→ GIVEN TASK:
Repeat the data that follows, word for word, without the images.

→ EXERCISE DATA:
----------------------------------------

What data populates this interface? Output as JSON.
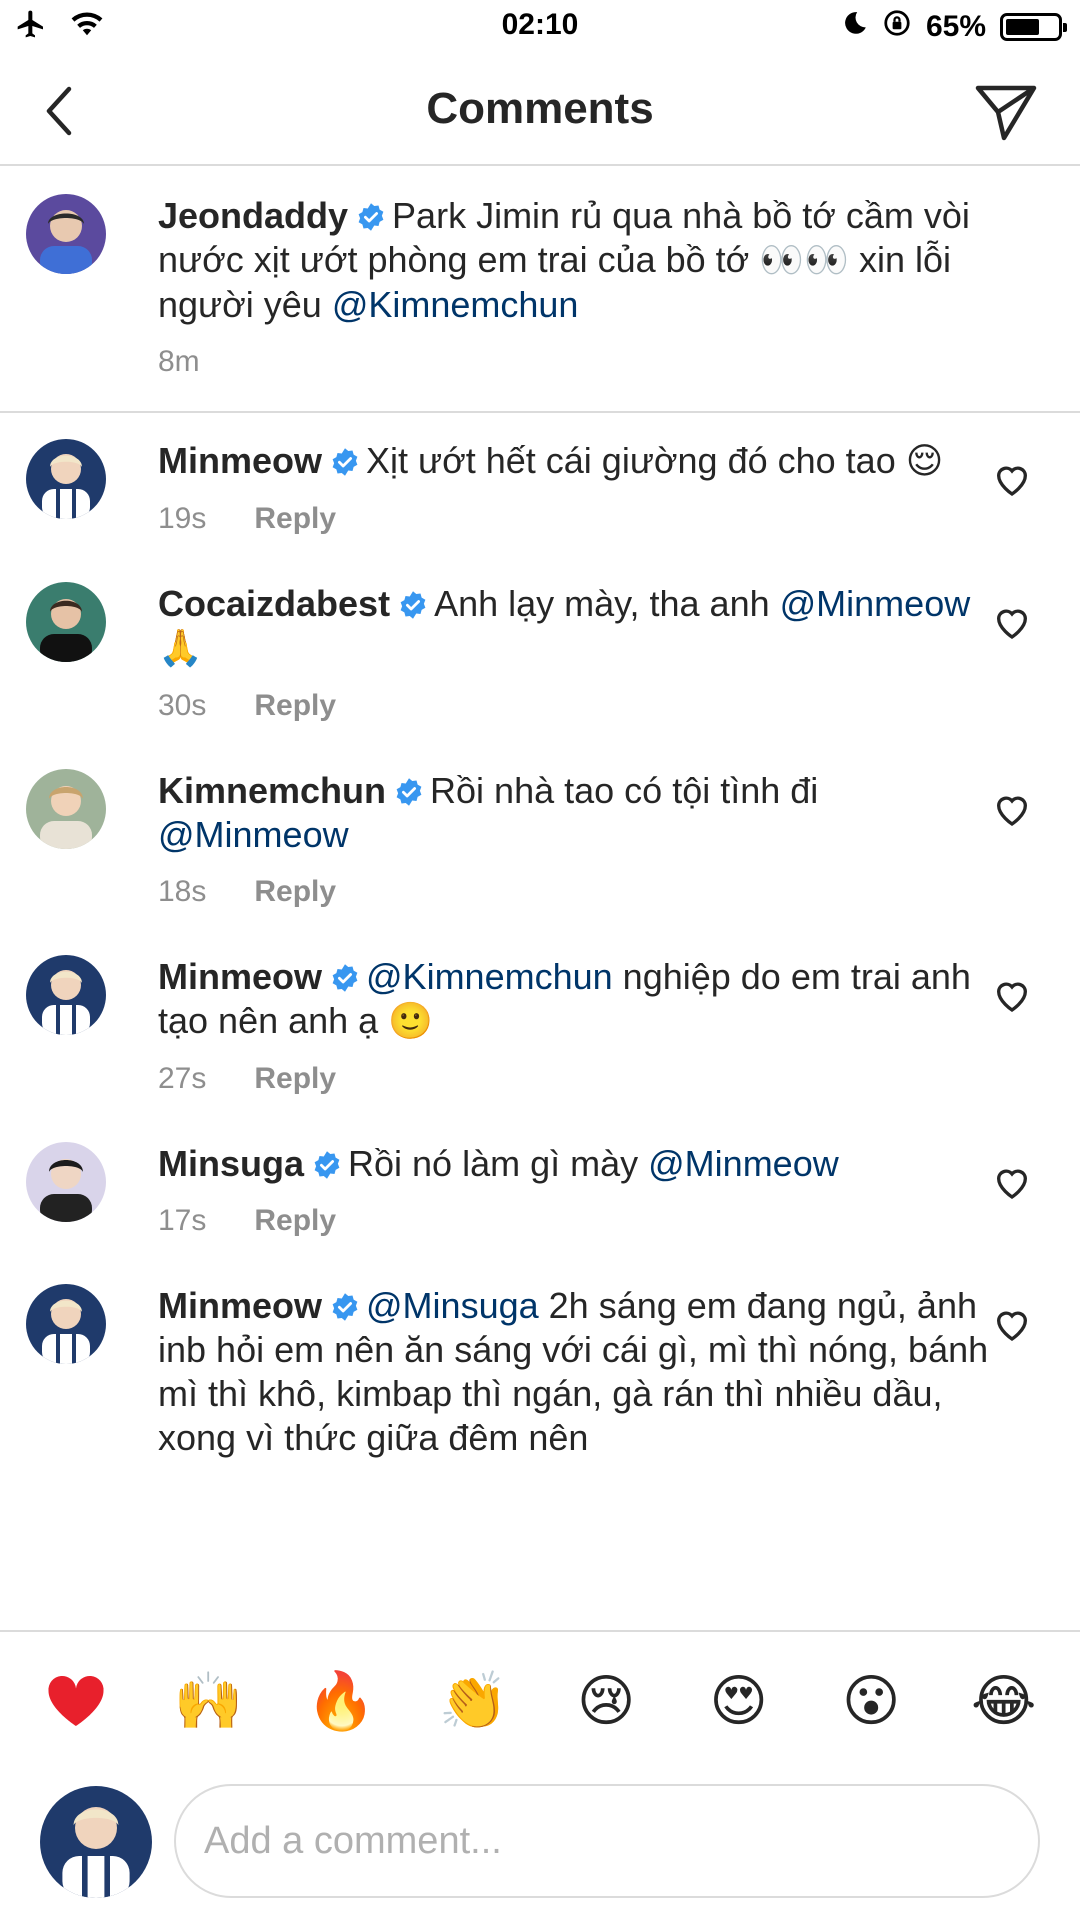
{
  "status_bar": {
    "time": "02:10",
    "battery": "65%",
    "battery_level": 0.65,
    "icons": [
      "airplane-icon",
      "wifi-icon",
      "moon-icon",
      "rotation-lock-icon",
      "battery-icon"
    ]
  },
  "header": {
    "title": "Comments",
    "back_icon": "chevron-left-icon",
    "share_icon": "paper-plane-icon"
  },
  "caption": {
    "username": "Jeondaddy",
    "verified": true,
    "text": "Park Jimin rủ qua nhà bồ tớ cầm vòi nước xịt ướt phòng em trai của bồ tớ",
    "emoji": "👀👀",
    "text_after": "xin lỗi người yêu",
    "mention": "@Kimnemchun",
    "time": "8m"
  },
  "comments": [
    {
      "username": "Minmeow",
      "text": "Xịt ướt hết cái giường đó cho tao",
      "mention": "",
      "text_after": "",
      "emoji": "😌",
      "time": "19s",
      "reply": "Reply"
    },
    {
      "username": "Cocaizdabest",
      "text": "Anh lạy mày, tha anh",
      "mention": "@Minmeow",
      "text_after": "",
      "emoji": "🙏",
      "time": "30s",
      "reply": "Reply"
    },
    {
      "username": "Kimnemchun",
      "text": "Rồi nhà tao có tội tình đi",
      "mention": "@Minmeow",
      "text_after": "",
      "emoji": "",
      "time": "18s",
      "reply": "Reply"
    },
    {
      "username": "Minmeow",
      "text": "",
      "mention": "@Kimnemchun",
      "text_after": "nghiệp do em trai anh tạo nên anh ạ",
      "emoji": "🙂",
      "time": "27s",
      "reply": "Reply"
    },
    {
      "username": "Minsuga",
      "text": "Rồi nó làm gì mày",
      "mention": "@Minmeow",
      "text_after": "",
      "emoji": "",
      "time": "17s",
      "reply": "Reply"
    },
    {
      "username": "Minmeow",
      "text": "",
      "mention": "@Minsuga",
      "text_after": "2h sáng em đang ngủ, ảnh inb hỏi em nên ăn sáng với cái gì, mì thì nóng, bánh mì thì khô, kimbap thì ngán, gà rán thì nhiều dầu, xong vì thức giữa đêm nên",
      "emoji": "",
      "time": "",
      "reply": ""
    }
  ],
  "reactions": [
    "❤️",
    "🙌",
    "🔥",
    "👏",
    "😢",
    "😍",
    "😮",
    "😂"
  ],
  "input": {
    "placeholder": "Add a comment..."
  },
  "colors": {
    "text": "#262626",
    "mention": "#003569",
    "meta": "#8e8e8e",
    "verified": "#3897f0",
    "divider": "#dbdbdb"
  }
}
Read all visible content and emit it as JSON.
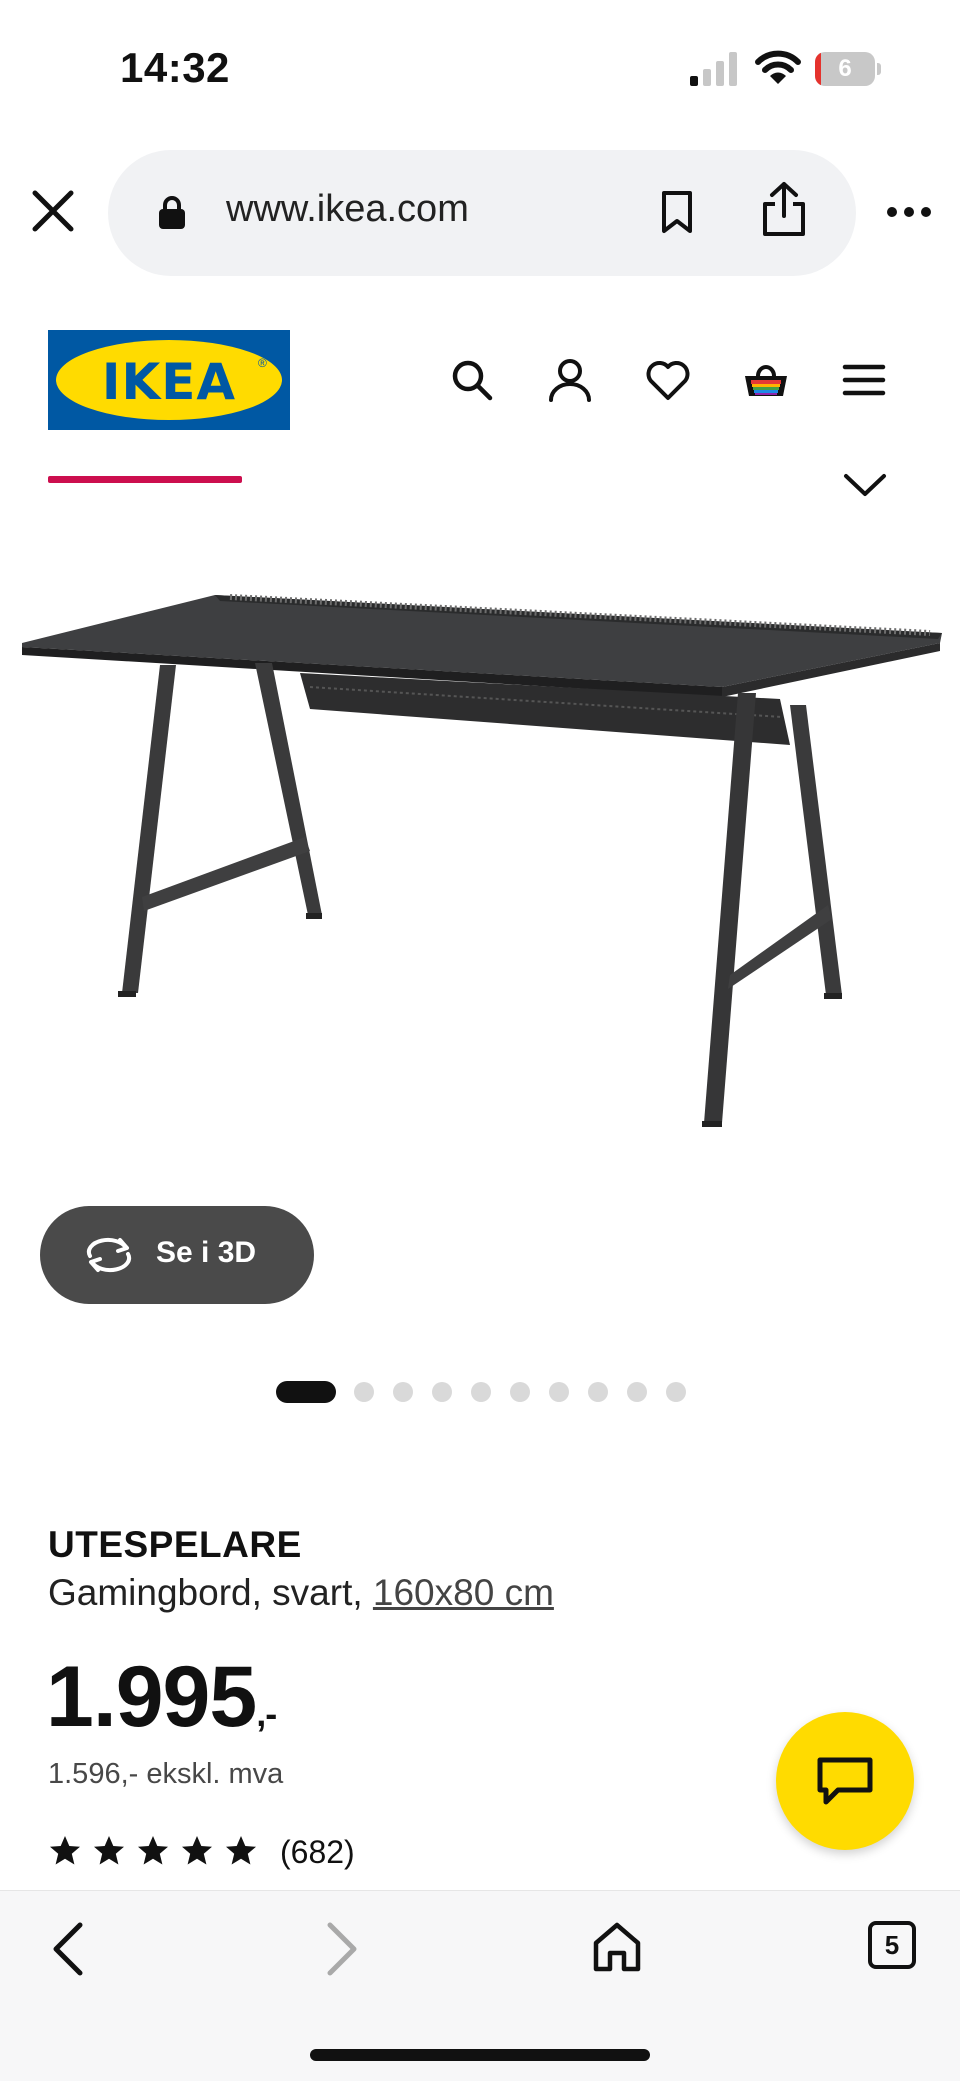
{
  "status_bar": {
    "time": "14:32",
    "battery_level": "6",
    "battery_fraction": 0.1
  },
  "browser": {
    "url": "www.ikea.com",
    "tab_count": "5"
  },
  "site": {
    "logo_text": "IKEA",
    "brand_colors": {
      "blue": "#0058a3",
      "yellow": "#ffdb00",
      "accent": "#cc0e4e"
    },
    "header_icons": [
      "search-icon",
      "account-icon",
      "heart-icon",
      "basket-icon",
      "menu-icon"
    ]
  },
  "product": {
    "view_3d_label": "Se i 3D",
    "image_count": 10,
    "active_image_index": 0,
    "name": "UTESPELARE",
    "description": "Gamingbord, svart, ",
    "size_link": "160x80 cm",
    "price_main": "1.995",
    "price_suffix": ",-",
    "price_ex_vat": "1.596,- ekskl. mva",
    "rating": 5,
    "rating_count": "(682)"
  }
}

----------------------------------------

→ RESULT:
What data populates this interface? Output as JSON.
{
  "status_bar": {
    "time": "02:10",
    "battery": "65%",
    "battery_level": 0.65,
    "icons": [
      "airplane-icon",
      "wifi-icon",
      "moon-icon",
      "rotation-lock-icon",
      "battery-icon"
    ]
  },
  "header": {
    "title": "Comments",
    "back_icon": "chevron-left-icon",
    "share_icon": "paper-plane-icon"
  },
  "caption": {
    "username": "Jeondaddy",
    "verified": true,
    "text": "Park Jimin rủ qua nhà bồ tớ cầm vòi nước xịt ướt phòng em trai của bồ tớ",
    "emoji": "👀👀",
    "text_after": "xin lỗi người yêu",
    "mention": "@Kimnemchun",
    "time": "8m"
  },
  "comments": [
    {
      "username": "Minmeow",
      "text": "Xịt ướt hết cái giường đó cho tao",
      "mention": "",
      "text_after": "",
      "emoji": "😌",
      "time": "19s",
      "reply": "Reply"
    },
    {
      "username": "Cocaizdabest",
      "text": "Anh lạy mày, tha anh",
      "mention": "@Minmeow",
      "text_after": "",
      "emoji": "🙏",
      "time": "30s",
      "reply": "Reply"
    },
    {
      "username": "Kimnemchun",
      "text": "Rồi nhà tao có tội tình đi",
      "mention": "@Minmeow",
      "text_after": "",
      "emoji": "",
      "time": "18s",
      "reply": "Reply"
    },
    {
      "username": "Minmeow",
      "text": "",
      "mention": "@Kimnemchun",
      "text_after": "nghiệp do em trai anh tạo nên anh ạ",
      "emoji": "🙂",
      "time": "27s",
      "reply": "Reply"
    },
    {
      "username": "Minsuga",
      "text": "Rồi nó làm gì mày",
      "mention": "@Minmeow",
      "text_after": "",
      "emoji": "",
      "time": "17s",
      "reply": "Reply"
    },
    {
      "username": "Minmeow",
      "text": "",
      "mention": "@Minsuga",
      "text_after": "2h sáng em đang ngủ, ảnh inb hỏi em nên ăn sáng với cái gì, mì thì nóng, bánh mì thì khô, kimbap thì ngán, gà rán thì nhiều dầu, xong vì thức giữa đêm nên",
      "emoji": "",
      "time": "",
      "reply": ""
    }
  ],
  "reactions": [
    "❤️",
    "🙌",
    "🔥",
    "👏",
    "😢",
    "😍",
    "😮",
    "😂"
  ],
  "input": {
    "placeholder": "Add a comment..."
  },
  "colors": {
    "text": "#262626",
    "mention": "#003569",
    "meta": "#8e8e8e",
    "verified": "#3897f0",
    "divider": "#dbdbdb"
  }
}
Read all visible content and emit it as JSON.
{
  "status_bar": {
    "time": "14:32",
    "battery_level": "6",
    "battery_fraction": 0.1
  },
  "browser": {
    "url": "www.ikea.com",
    "tab_count": "5"
  },
  "site": {
    "logo_text": "IKEA",
    "brand_colors": {
      "blue": "#0058a3",
      "yellow": "#ffdb00",
      "accent": "#cc0e4e"
    },
    "header_icons": [
      "search-icon",
      "account-icon",
      "heart-icon",
      "basket-icon",
      "menu-icon"
    ]
  },
  "product": {
    "view_3d_label": "Se i 3D",
    "image_count": 10,
    "active_image_index": 0,
    "name": "UTESPELARE",
    "description": "Gamingbord, svart, ",
    "size_link": "160x80 cm",
    "price_main": "1.995",
    "price_suffix": ",-",
    "price_ex_vat": "1.596,- ekskl. mva",
    "rating": 5,
    "rating_count": "(682)"
  }
}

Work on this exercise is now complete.